Any implication that there is no cheating in polyamory or that poly makes it impossible to cheat gives me a bad feeling as well. I won’t help someone cheat on an unknowing partner, and these attitudes seem to lead down that path. I prefer arrangements where even if I don’t spend time with or get to know their partner, I have the ability to check in and confirm the relationship status with that person.
Certain conversational patterns also give me pause. Anyone who comes into the conversation immediately telling me private details about having problems with their partner, especially sexual problems, gets a bit of scrutiny. I’ve found that the meaning behind that is often “We’re doing this to try to stay together without addressing the issues that we have with each other.”
Dating Couples
In some ways, dating couples can be twice the fun! Involving 3 people in a relationship also adds dimensions and considerations that aren’t there when you’re part of a couple. Anyone who’s done any talking or reading about polyamory knows that we all say the same thing- communication is the key to success!
The upside is that I generally communicate pretty heavily with someone to explore needs and desires before I ever enter a physical relationship with them. During that getting-to-know-you period, if I hear anything implying that the person’s other partner must be drunk to engage in a threesome with their partner, I get pretty uncomfortable. Anything that signifies that someone has agreed to an open relationship under duress or ultimatum is a sign to me that I don’t want to get involved.

DATA
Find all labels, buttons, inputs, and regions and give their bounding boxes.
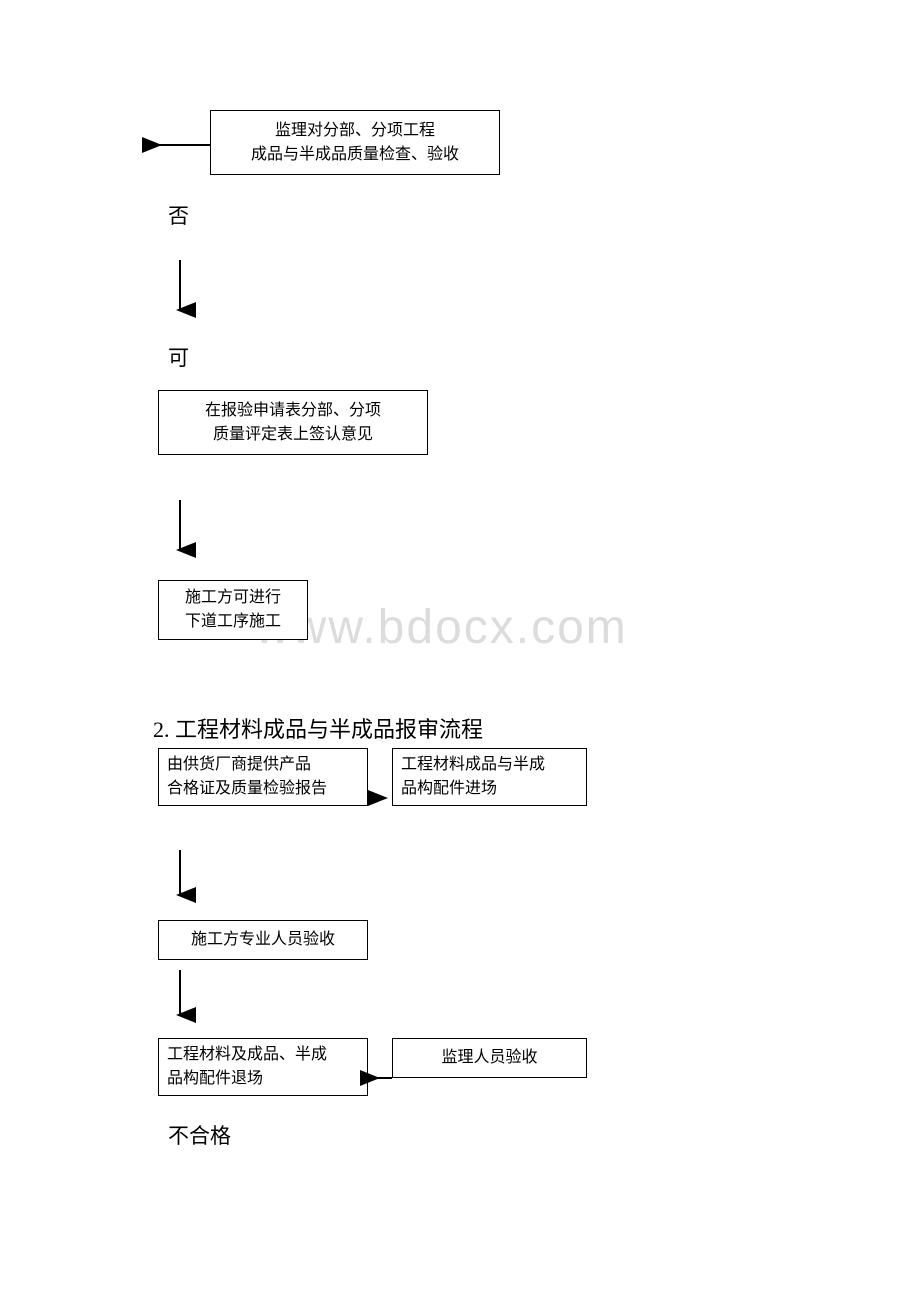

SET OF TASKS
1. In the polyamory text, what does everyone who has talked or read about polyamory say is the key to success?
2. Extend the polyamory text, picking up after its final sentence.

RESPONSES BY TASK
1. Communication.

2.
Polyamorous couples have different ideas about how to manage rules and boundaries within their relationships. Sometimes, these rules can act as a big red flag. Requiring a secondary/new partner to be romantically or sexually involved with both people or break up entirely is a big show-stopper for me. If I hit it off with both people, great. I’m not okay with my relationships being contingent on having attraction to the person’s other partner, though. Rules like this put in place to “protect the couple” serve to make a new partner coming in feel like an unimportant outsider.
Hierarchy Expectations
When I first met my boyfriend, he told me that he didn’t really believe in the concept of hierarchical polyamory. He didn’t like the terms primary and secondary partner, mostly because there is an underlying implication that the primary partner is more important, and he believes that all the participants are important.
I agree in theory, but realistically, when you start to throw cohabitation and shared responsibility and children into the mix, a certain degree of hierarchy is inherent. For example, if my boyfriend, who I live and parent with, were out on a date and one of our sons broke his arm, I would absolutely call him and he would almost certainly end the date early. Our commitment to our kids comes before almost anything else.
Even for people who choose a hierarchical model for their polyamorous relationships, red flags can come up. For example, it doesn’t sit well with me if a couple expects a secondary to adapt to all their rules, preferences, and habits without letting that person have a voice in how the relationship goes. Even if someone agrees to be labeled as a secondary partner, they still deserve consideration, decency, and respect.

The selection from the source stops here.